- SET TASK -
Return every line below in which "text" appears.

Begin RECORDS PROVIDED

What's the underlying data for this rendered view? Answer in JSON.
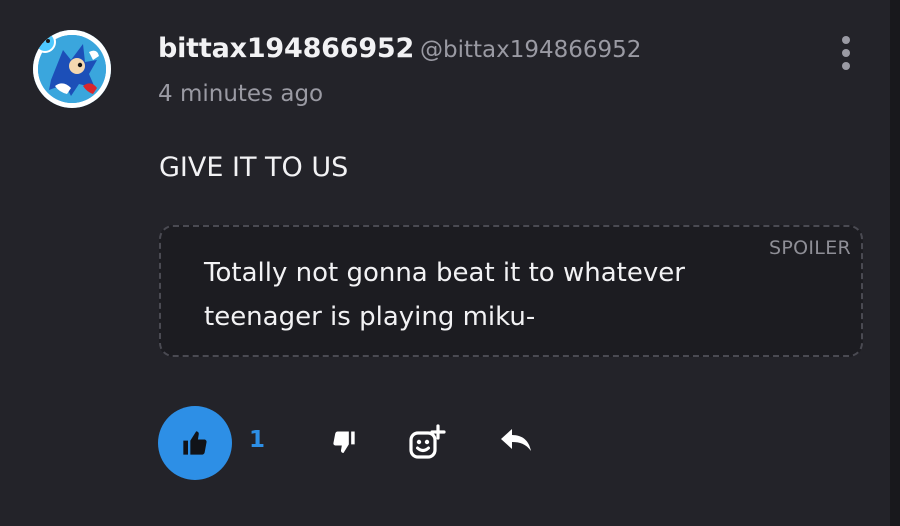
{
  "comment": {
    "username": "bittax194866952",
    "handle": "@bittax194866952",
    "timestamp": "4 minutes ago",
    "text": "GIVE IT TO US",
    "spoiler": {
      "label": "SPOILER",
      "text": "Totally not gonna beat it to whatever teenager is playing miku-"
    }
  },
  "actions": {
    "like_count": "1",
    "icons": [
      "thumbs-up-icon",
      "thumbs-down-icon",
      "add-reaction-icon",
      "reply-icon",
      "more-options-icon"
    ]
  },
  "colors": {
    "background": "#232329",
    "accent": "#2d8fe6",
    "text": "#f2f2f4",
    "muted": "#9a9aa3"
  }
}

End RECORDS PROVIDED

- RESPONSE -
    "text": "GIVE IT TO US",
      "text": "Totally not gonna beat it to whatever teenager is playing miku-"
    "text": "#f2f2f4",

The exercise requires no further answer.